GOAL: Please output the records below in full, exactly as given, but without the images.

RECORDS SHOWN:
┄┄┄┄┄┄┄┄┄┄┄┄┄┄┄┄┄┄┄┄

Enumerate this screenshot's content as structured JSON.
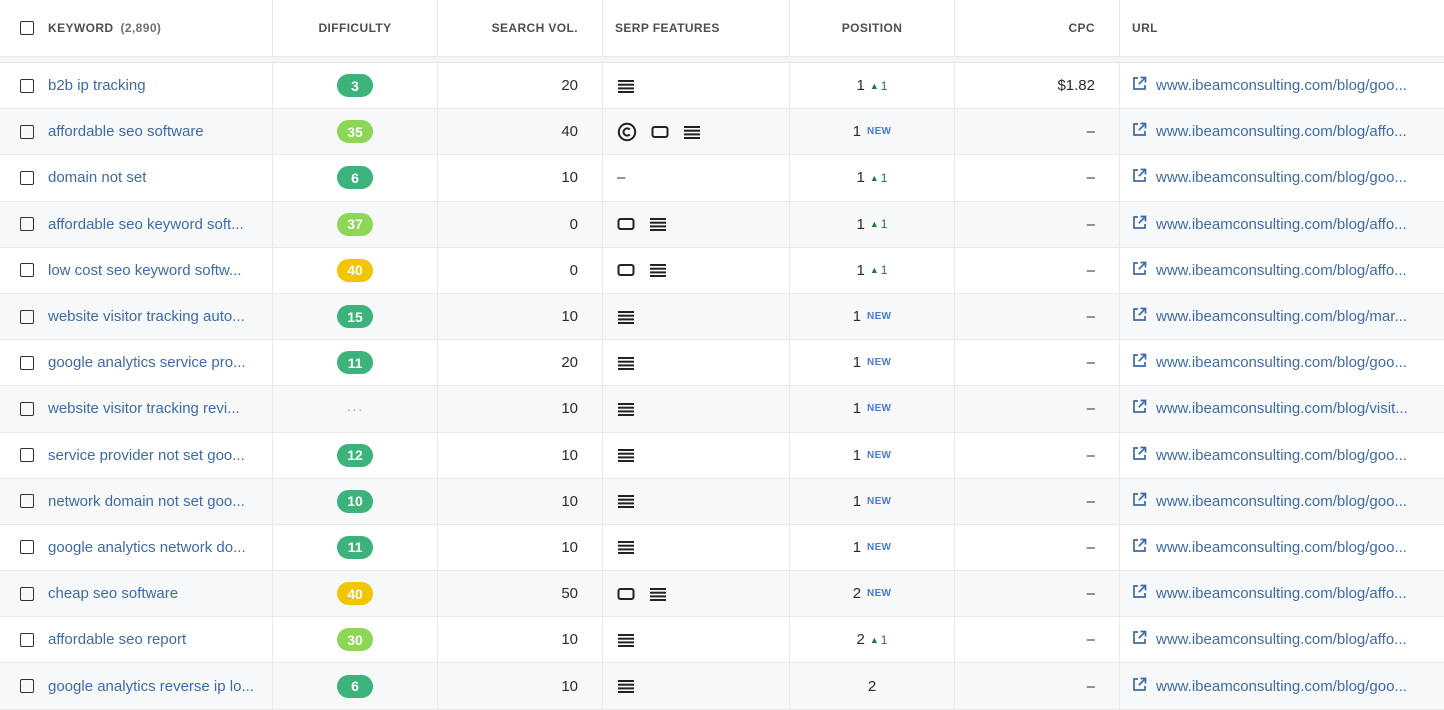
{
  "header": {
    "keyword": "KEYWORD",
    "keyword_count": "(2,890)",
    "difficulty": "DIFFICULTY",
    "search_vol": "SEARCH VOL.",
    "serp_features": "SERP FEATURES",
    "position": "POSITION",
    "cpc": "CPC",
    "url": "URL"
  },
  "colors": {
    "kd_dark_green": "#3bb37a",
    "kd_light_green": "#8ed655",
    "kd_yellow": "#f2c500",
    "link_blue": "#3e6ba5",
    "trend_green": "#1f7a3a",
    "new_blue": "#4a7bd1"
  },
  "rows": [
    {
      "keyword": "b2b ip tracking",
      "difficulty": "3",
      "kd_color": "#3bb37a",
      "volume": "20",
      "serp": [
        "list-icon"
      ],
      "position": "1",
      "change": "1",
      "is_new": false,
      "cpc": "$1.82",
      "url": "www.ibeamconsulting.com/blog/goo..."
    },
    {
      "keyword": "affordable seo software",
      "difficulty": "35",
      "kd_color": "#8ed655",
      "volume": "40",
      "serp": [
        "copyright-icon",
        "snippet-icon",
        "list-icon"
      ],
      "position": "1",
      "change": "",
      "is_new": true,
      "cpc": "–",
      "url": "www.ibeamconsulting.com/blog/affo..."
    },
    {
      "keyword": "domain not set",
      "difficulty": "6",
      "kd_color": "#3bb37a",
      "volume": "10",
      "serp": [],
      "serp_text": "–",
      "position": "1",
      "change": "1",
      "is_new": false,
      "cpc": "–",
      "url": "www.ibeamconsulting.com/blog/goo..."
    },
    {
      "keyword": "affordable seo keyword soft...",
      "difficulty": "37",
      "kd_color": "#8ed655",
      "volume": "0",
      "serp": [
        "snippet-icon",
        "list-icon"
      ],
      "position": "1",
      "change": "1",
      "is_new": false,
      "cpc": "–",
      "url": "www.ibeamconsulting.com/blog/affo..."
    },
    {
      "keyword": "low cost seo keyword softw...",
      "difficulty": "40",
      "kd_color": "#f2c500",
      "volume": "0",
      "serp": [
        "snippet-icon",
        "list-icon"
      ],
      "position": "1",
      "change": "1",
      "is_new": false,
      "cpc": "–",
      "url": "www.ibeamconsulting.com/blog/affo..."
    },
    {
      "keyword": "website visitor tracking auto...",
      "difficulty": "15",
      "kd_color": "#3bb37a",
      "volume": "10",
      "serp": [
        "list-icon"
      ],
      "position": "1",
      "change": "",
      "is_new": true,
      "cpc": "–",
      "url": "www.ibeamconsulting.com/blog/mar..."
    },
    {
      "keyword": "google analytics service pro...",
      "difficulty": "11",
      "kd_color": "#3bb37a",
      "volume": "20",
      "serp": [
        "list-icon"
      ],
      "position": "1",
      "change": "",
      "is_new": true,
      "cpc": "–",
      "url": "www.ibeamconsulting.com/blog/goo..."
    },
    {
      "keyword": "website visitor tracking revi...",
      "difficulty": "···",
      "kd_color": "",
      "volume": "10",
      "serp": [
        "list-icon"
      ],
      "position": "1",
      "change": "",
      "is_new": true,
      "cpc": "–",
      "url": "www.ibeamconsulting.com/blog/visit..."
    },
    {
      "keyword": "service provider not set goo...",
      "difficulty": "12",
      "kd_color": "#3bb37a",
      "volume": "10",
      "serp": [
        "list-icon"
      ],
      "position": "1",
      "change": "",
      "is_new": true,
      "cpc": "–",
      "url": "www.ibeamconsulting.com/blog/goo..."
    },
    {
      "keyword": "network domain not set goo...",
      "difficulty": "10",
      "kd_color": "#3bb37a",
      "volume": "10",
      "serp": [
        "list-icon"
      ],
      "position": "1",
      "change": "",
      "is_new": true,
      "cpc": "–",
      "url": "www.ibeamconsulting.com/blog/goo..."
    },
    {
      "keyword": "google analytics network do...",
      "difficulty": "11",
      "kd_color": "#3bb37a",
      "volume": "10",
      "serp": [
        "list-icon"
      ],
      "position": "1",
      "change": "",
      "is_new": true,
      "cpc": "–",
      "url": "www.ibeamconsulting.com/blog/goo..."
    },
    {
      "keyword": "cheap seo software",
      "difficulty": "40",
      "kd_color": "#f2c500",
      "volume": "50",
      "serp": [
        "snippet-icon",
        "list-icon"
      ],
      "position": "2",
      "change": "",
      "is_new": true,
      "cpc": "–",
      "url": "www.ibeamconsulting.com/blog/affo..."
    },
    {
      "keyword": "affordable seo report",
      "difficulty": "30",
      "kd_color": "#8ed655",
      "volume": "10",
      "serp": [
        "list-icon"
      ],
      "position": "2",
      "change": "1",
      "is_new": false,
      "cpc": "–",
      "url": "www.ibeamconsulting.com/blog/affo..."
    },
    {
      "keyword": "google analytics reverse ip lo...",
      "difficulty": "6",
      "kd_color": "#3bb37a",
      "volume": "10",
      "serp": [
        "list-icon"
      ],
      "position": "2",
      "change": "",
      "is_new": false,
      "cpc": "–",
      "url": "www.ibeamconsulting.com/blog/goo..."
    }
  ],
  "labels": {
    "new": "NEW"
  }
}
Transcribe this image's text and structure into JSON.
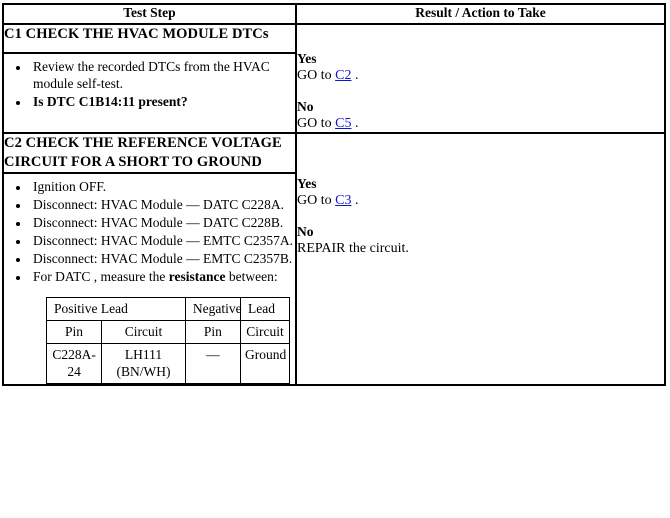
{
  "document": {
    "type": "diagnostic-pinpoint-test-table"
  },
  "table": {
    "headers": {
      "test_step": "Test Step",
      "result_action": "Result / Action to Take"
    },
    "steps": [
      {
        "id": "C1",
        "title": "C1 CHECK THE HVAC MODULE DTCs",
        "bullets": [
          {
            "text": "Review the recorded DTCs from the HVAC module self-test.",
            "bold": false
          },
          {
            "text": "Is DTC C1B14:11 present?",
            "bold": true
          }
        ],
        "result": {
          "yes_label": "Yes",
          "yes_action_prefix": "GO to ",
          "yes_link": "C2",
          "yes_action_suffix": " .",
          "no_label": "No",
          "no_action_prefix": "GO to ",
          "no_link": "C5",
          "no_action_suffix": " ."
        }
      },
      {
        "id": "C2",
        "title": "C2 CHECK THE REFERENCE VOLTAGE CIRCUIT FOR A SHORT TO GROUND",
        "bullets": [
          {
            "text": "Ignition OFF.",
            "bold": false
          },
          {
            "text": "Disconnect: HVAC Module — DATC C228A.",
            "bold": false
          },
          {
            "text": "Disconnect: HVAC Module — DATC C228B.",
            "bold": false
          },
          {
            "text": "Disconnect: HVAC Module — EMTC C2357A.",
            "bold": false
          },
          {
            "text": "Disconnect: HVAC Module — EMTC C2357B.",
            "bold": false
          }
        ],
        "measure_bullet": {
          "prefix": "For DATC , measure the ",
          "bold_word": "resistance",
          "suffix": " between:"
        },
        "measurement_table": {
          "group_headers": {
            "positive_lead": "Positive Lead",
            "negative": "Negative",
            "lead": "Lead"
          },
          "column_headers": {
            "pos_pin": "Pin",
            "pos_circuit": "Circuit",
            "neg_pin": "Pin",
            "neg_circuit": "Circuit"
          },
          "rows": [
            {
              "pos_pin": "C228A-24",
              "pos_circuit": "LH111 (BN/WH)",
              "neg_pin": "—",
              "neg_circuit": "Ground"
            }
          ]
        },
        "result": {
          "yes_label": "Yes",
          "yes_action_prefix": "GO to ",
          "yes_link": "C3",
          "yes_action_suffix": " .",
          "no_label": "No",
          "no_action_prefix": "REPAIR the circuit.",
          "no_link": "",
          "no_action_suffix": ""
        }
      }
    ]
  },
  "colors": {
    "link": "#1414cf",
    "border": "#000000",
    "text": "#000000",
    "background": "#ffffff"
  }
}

┄┄┄┄┄┄┄┄┄┄┄┄┄┄┄┄┄┄┄┄

FINISHED TASK:
Enumerate this screenshot's content as structured JSON.
{
  "header": {
    "keyword": "KEYWORD",
    "keyword_count": "(2,890)",
    "difficulty": "DIFFICULTY",
    "search_vol": "SEARCH VOL.",
    "serp_features": "SERP FEATURES",
    "position": "POSITION",
    "cpc": "CPC",
    "url": "URL"
  },
  "colors": {
    "kd_dark_green": "#3bb37a",
    "kd_light_green": "#8ed655",
    "kd_yellow": "#f2c500",
    "link_blue": "#3e6ba5",
    "trend_green": "#1f7a3a",
    "new_blue": "#4a7bd1"
  },
  "rows": [
    {
      "keyword": "b2b ip tracking",
      "difficulty": "3",
      "kd_color": "#3bb37a",
      "volume": "20",
      "serp": [
        "list-icon"
      ],
      "position": "1",
      "change": "1",
      "is_new": false,
      "cpc": "$1.82",
      "url": "www.ibeamconsulting.com/blog/goo..."
    },
    {
      "keyword": "affordable seo software",
      "difficulty": "35",
      "kd_color": "#8ed655",
      "volume": "40",
      "serp": [
        "copyright-icon",
        "snippet-icon",
        "list-icon"
      ],
      "position": "1",
      "change": "",
      "is_new": true,
      "cpc": "–",
      "url": "www.ibeamconsulting.com/blog/affo..."
    },
    {
      "keyword": "domain not set",
      "difficulty": "6",
      "kd_color": "#3bb37a",
      "volume": "10",
      "serp": [],
      "serp_text": "–",
      "position": "1",
      "change": "1",
      "is_new": false,
      "cpc": "–",
      "url": "www.ibeamconsulting.com/blog/goo..."
    },
    {
      "keyword": "affordable seo keyword soft...",
      "difficulty": "37",
      "kd_color": "#8ed655",
      "volume": "0",
      "serp": [
        "snippet-icon",
        "list-icon"
      ],
      "position": "1",
      "change": "1",
      "is_new": false,
      "cpc": "–",
      "url": "www.ibeamconsulting.com/blog/affo..."
    },
    {
      "keyword": "low cost seo keyword softw...",
      "difficulty": "40",
      "kd_color": "#f2c500",
      "volume": "0",
      "serp": [
        "snippet-icon",
        "list-icon"
      ],
      "position": "1",
      "change": "1",
      "is_new": false,
      "cpc": "–",
      "url": "www.ibeamconsulting.com/blog/affo..."
    },
    {
      "keyword": "website visitor tracking auto...",
      "difficulty": "15",
      "kd_color": "#3bb37a",
      "volume": "10",
      "serp": [
        "list-icon"
      ],
      "position": "1",
      "change": "",
      "is_new": true,
      "cpc": "–",
      "url": "www.ibeamconsulting.com/blog/mar..."
    },
    {
      "keyword": "google analytics service pro...",
      "difficulty": "11",
      "kd_color": "#3bb37a",
      "volume": "20",
      "serp": [
        "list-icon"
      ],
      "position": "1",
      "change": "",
      "is_new": true,
      "cpc": "–",
      "url": "www.ibeamconsulting.com/blog/goo..."
    },
    {
      "keyword": "website visitor tracking revi...",
      "difficulty": "···",
      "kd_color": "",
      "volume": "10",
      "serp": [
        "list-icon"
      ],
      "position": "1",
      "change": "",
      "is_new": true,
      "cpc": "–",
      "url": "www.ibeamconsulting.com/blog/visit..."
    },
    {
      "keyword": "service provider not set goo...",
      "difficulty": "12",
      "kd_color": "#3bb37a",
      "volume": "10",
      "serp": [
        "list-icon"
      ],
      "position": "1",
      "change": "",
      "is_new": true,
      "cpc": "–",
      "url": "www.ibeamconsulting.com/blog/goo..."
    },
    {
      "keyword": "network domain not set goo...",
      "difficulty": "10",
      "kd_color": "#3bb37a",
      "volume": "10",
      "serp": [
        "list-icon"
      ],
      "position": "1",
      "change": "",
      "is_new": true,
      "cpc": "–",
      "url": "www.ibeamconsulting.com/blog/goo..."
    },
    {
      "keyword": "google analytics network do...",
      "difficulty": "11",
      "kd_color": "#3bb37a",
      "volume": "10",
      "serp": [
        "list-icon"
      ],
      "position": "1",
      "change": "",
      "is_new": true,
      "cpc": "–",
      "url": "www.ibeamconsulting.com/blog/goo..."
    },
    {
      "keyword": "cheap seo software",
      "difficulty": "40",
      "kd_color": "#f2c500",
      "volume": "50",
      "serp": [
        "snippet-icon",
        "list-icon"
      ],
      "position": "2",
      "change": "",
      "is_new": true,
      "cpc": "–",
      "url": "www.ibeamconsulting.com/blog/affo..."
    },
    {
      "keyword": "affordable seo report",
      "difficulty": "30",
      "kd_color": "#8ed655",
      "volume": "10",
      "serp": [
        "list-icon"
      ],
      "position": "2",
      "change": "1",
      "is_new": false,
      "cpc": "–",
      "url": "www.ibeamconsulting.com/blog/affo..."
    },
    {
      "keyword": "google analytics reverse ip lo...",
      "difficulty": "6",
      "kd_color": "#3bb37a",
      "volume": "10",
      "serp": [
        "list-icon"
      ],
      "position": "2",
      "change": "",
      "is_new": false,
      "cpc": "–",
      "url": "www.ibeamconsulting.com/blog/goo..."
    }
  ],
  "labels": {
    "new": "NEW"
  }
}
Transcribe this image's text and structure into JSON.
{
  "document": {
    "type": "diagnostic-pinpoint-test-table"
  },
  "table": {
    "headers": {
      "test_step": "Test Step",
      "result_action": "Result / Action to Take"
    },
    "steps": [
      {
        "id": "C1",
        "title": "C1 CHECK THE HVAC MODULE DTCs",
        "bullets": [
          {
            "text": "Review the recorded DTCs from the HVAC module self-test.",
            "bold": false
          },
          {
            "text": "Is DTC C1B14:11 present?",
            "bold": true
          }
        ],
        "result": {
          "yes_label": "Yes",
          "yes_action_prefix": "GO to ",
          "yes_link": "C2",
          "yes_action_suffix": " .",
          "no_label": "No",
          "no_action_prefix": "GO to ",
          "no_link": "C5",
          "no_action_suffix": " ."
        }
      },
      {
        "id": "C2",
        "title": "C2 CHECK THE REFERENCE VOLTAGE CIRCUIT FOR A SHORT TO GROUND",
        "bullets": [
          {
            "text": "Ignition OFF.",
            "bold": false
          },
          {
            "text": "Disconnect: HVAC Module — DATC C228A.",
            "bold": false
          },
          {
            "text": "Disconnect: HVAC Module — DATC C228B.",
            "bold": false
          },
          {
            "text": "Disconnect: HVAC Module — EMTC C2357A.",
            "bold": false
          },
          {
            "text": "Disconnect: HVAC Module — EMTC C2357B.",
            "bold": false
          }
        ],
        "measure_bullet": {
          "prefix": "For DATC , measure the ",
          "bold_word": "resistance",
          "suffix": " between:"
        },
        "measurement_table": {
          "group_headers": {
            "positive_lead": "Positive Lead",
            "negative": "Negative",
            "lead": "Lead"
          },
          "column_headers": {
            "pos_pin": "Pin",
            "pos_circuit": "Circuit",
            "neg_pin": "Pin",
            "neg_circuit": "Circuit"
          },
          "rows": [
            {
              "pos_pin": "C228A-24",
              "pos_circuit": "LH111 (BN/WH)",
              "neg_pin": "—",
              "neg_circuit": "Ground"
            }
          ]
        },
        "result": {
          "yes_label": "Yes",
          "yes_action_prefix": "GO to ",
          "yes_link": "C3",
          "yes_action_suffix": " .",
          "no_label": "No",
          "no_action_prefix": "REPAIR the circuit.",
          "no_link": "",
          "no_action_suffix": ""
        }
      }
    ]
  },
  "colors": {
    "link": "#1414cf",
    "border": "#000000",
    "text": "#000000",
    "background": "#ffffff"
  }
}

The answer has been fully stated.